» DOCUMENT PASSAGE
Jump to content

Looking for feedback on function to do a binary-like search on a 21GB file of hashes from haveibeenpwned.com


Recommended Posts

Posted (edited)

So I noticed the other day that haveibeenpwned.com provides a downloadable list of the password hashes they have so that you can more securely check a password, obviously if you use the their website to check a password you would then have to consider that password less secure compared to If you check it locally on your machine.

» SHORT PROBLEM A
Give the listing below as a numbered list, leaving out blank lines, from the start of the listing up to and including the line containing "staticText: Port [41, 575, 89, 608]".
» SHORT PROBLEM B
Carry the forum post on searching the haveibeenpwned.com hash file forward from its last sentence.

Coordinate annotation records:
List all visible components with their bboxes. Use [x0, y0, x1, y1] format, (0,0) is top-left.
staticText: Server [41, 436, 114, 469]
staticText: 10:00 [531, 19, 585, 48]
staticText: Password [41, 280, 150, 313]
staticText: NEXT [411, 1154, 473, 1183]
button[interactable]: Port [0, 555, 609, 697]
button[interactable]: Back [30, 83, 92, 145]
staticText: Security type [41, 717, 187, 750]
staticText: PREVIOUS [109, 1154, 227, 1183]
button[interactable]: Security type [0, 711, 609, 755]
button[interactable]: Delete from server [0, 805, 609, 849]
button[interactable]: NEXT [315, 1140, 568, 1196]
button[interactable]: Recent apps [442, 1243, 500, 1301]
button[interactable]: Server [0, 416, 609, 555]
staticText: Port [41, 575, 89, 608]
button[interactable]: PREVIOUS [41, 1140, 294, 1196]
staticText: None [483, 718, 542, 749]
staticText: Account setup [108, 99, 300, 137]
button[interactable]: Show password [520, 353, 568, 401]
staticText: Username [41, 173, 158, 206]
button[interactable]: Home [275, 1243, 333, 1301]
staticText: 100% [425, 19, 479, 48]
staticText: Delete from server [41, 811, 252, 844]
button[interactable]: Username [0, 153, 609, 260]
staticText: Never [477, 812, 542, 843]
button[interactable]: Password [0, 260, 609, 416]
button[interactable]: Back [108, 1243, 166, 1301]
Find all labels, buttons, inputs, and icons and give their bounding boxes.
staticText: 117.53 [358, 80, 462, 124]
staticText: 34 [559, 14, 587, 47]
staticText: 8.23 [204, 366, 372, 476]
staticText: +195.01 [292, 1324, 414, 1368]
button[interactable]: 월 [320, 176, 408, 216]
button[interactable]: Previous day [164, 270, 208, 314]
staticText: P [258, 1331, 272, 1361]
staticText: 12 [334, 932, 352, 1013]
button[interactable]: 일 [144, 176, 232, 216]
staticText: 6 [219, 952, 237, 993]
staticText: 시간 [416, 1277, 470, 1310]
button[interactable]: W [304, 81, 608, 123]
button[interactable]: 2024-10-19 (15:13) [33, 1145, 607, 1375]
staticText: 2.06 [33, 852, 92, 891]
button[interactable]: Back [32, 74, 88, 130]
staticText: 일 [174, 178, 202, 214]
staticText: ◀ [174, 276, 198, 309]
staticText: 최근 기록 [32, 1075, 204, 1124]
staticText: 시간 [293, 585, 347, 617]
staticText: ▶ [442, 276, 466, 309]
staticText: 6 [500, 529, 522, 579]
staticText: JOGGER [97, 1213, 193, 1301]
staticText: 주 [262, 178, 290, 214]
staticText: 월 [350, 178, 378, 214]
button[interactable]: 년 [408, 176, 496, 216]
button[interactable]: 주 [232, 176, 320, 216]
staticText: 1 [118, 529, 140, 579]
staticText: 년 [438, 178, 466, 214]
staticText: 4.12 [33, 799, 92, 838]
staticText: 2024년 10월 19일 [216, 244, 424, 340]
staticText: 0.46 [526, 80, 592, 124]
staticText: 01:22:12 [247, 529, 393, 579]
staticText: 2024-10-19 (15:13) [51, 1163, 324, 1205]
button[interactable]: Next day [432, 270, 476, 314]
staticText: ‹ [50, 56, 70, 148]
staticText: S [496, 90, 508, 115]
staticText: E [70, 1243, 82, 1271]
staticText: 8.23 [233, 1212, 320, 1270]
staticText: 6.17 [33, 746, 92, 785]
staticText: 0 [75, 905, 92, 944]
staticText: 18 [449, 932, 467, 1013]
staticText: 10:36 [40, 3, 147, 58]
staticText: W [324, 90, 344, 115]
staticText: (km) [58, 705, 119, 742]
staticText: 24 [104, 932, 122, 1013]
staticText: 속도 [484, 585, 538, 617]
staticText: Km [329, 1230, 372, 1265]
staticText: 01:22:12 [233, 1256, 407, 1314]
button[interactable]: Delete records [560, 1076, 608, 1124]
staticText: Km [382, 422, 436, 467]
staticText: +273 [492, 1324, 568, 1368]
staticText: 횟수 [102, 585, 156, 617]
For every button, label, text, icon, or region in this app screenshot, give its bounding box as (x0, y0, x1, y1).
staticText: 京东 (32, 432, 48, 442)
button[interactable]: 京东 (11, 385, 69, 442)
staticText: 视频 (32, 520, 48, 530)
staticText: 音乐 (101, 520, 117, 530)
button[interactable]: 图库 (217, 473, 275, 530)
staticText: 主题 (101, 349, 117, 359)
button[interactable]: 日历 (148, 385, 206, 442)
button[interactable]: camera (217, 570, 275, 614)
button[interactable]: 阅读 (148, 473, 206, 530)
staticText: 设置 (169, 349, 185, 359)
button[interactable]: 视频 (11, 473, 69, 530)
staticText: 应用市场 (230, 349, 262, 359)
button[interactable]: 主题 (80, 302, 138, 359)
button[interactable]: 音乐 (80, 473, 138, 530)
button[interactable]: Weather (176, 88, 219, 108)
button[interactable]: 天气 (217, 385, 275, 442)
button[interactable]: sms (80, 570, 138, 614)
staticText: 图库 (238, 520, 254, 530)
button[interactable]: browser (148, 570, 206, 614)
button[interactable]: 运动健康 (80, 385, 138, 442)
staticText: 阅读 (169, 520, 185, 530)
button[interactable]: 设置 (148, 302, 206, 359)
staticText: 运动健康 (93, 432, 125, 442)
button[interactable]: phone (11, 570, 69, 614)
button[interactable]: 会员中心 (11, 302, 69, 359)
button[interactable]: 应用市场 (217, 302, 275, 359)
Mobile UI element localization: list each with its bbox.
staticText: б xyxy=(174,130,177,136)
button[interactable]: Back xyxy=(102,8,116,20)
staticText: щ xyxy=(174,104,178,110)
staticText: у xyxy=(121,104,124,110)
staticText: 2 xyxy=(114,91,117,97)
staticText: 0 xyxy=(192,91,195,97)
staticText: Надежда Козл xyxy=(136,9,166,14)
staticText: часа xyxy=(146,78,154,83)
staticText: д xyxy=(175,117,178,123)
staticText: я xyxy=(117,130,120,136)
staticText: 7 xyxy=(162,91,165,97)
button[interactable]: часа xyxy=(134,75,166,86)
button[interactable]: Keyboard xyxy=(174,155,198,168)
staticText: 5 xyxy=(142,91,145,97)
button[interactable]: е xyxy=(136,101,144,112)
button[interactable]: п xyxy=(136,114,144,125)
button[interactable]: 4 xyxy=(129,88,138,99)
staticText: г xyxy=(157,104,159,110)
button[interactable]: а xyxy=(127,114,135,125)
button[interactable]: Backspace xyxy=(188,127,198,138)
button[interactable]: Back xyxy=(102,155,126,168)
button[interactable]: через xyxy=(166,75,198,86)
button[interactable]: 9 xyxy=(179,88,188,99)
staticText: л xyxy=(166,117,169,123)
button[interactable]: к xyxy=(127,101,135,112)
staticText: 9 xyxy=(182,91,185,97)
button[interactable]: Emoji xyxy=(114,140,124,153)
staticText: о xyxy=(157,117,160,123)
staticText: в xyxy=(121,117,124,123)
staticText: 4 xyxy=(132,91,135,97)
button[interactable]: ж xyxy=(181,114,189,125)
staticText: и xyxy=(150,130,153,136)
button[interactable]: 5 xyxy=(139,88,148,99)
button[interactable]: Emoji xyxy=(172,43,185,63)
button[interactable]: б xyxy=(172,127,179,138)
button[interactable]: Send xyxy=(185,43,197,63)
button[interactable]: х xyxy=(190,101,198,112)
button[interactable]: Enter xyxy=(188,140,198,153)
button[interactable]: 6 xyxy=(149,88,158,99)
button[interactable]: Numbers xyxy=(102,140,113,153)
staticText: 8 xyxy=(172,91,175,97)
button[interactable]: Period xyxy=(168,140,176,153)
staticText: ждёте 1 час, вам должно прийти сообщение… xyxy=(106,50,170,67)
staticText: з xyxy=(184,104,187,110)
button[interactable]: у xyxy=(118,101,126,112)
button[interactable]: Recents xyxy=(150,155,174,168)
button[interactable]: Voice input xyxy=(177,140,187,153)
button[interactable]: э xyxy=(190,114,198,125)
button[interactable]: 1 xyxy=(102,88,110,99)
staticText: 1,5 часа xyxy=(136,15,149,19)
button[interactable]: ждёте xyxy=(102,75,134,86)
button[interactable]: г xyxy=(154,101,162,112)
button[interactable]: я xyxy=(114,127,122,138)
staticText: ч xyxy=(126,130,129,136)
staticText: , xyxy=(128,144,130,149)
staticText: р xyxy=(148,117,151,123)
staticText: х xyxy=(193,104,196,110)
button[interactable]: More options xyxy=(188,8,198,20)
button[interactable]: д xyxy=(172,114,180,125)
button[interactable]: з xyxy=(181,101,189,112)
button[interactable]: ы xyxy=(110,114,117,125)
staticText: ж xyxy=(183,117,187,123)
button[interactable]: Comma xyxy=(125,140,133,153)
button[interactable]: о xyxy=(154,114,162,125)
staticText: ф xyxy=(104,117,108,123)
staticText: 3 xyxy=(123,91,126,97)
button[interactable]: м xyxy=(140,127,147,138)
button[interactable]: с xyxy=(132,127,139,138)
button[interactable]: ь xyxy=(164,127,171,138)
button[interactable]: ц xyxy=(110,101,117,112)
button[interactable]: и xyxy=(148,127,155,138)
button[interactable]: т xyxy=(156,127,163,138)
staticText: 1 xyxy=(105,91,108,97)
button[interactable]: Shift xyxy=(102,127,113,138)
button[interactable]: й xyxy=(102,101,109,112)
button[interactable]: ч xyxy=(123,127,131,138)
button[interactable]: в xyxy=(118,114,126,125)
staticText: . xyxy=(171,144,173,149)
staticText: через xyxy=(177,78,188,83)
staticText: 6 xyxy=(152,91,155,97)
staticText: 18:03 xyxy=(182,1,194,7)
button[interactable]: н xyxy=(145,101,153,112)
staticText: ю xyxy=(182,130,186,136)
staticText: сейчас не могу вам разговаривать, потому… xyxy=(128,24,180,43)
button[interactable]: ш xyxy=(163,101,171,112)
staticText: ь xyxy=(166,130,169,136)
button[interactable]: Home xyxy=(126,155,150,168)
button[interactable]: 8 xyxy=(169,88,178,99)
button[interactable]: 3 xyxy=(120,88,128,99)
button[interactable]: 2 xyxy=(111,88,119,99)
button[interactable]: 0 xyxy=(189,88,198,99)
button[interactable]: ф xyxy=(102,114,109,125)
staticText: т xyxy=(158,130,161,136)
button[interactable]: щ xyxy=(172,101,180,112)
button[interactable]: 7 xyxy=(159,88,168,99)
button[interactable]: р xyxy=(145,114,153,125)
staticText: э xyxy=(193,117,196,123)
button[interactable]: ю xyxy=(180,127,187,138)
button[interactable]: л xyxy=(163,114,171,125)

» TASK ANSWER A
1. List all visible components with their bboxes. Use [x0, y0, x1, y1] format, (0,0) is top-left.
2. staticText: Server [41, 436, 114, 469]
3. staticText: 10:00 [531, 19, 585, 48]
4. staticText: Password [41, 280, 150, 313]
5. staticText: NEXT [411, 1154, 473, 1183]
6. button[interactable]: Port [0, 555, 609, 697]
7. button[interactable]: Back [30, 83, 92, 145]
8. staticText: Security type [41, 717, 187, 750]
9. staticText: PREVIOUS [109, 1154, 227, 1183]
10. button[interactable]: Security type [0, 711, 609, 755]
11. button[interactable]: Delete from server [0, 805, 609, 849]
12. button[interactable]: NEXT [315, 1140, 568, 1196]
13. button[interactable]: Recent apps [442, 1243, 500, 1301]
14. button[interactable]: Server [0, 416, 609, 555]
15. staticText: Port [41, 575, 89, 608]

» TASK ANSWER B
The password list is about 21GB of SHA1 hashes along with what I believe is the count of breaches the password has been found in and then a line break, looking like this:

0ADE7C2CF97F75D009975F4D720D1FA6C19F4897:9
1B6453892473A467D07372D45EB05ABC2031647A:4
356A192B7913B04C54574D18C28D46E6395428AB:1
77DE68DAECD823BABBB58EDB1C8E14D7106E83BB:3
902BA3CDA1883801594B6E1B452790CC53948FDA:7
AC3478D69A3C81FA62E60F5C3696165A4E5E6AC4:5
B1D5781111D84F7B3FE45A0852E59758CD7A87E5:10
C1DFD96EEA8CC2B62785275BCA38AC261256E278:6
DA4B9237BACCCDF19C0760CAB7AEC4A8359010B0:2
FE5DBBCEA5CE7E2988B8C69BCFDFDE8904AABC1F:8

I was surprised I couldn't find a function to efficiently search a large file like this, general googling for how to best search a large file of ordered data turned up nothing ... and when i searched for methods to search the haveibeenpwned.com text file specifically all I got was a number of linear search methods which again surprised me. I'm probably just missing something and I'd love for anyone to share what they know of for doing this.

So mostly for fun I've created a function that I believe you could say is just a basic binary search and it is extremely fast and would be even on a file that was 22TB...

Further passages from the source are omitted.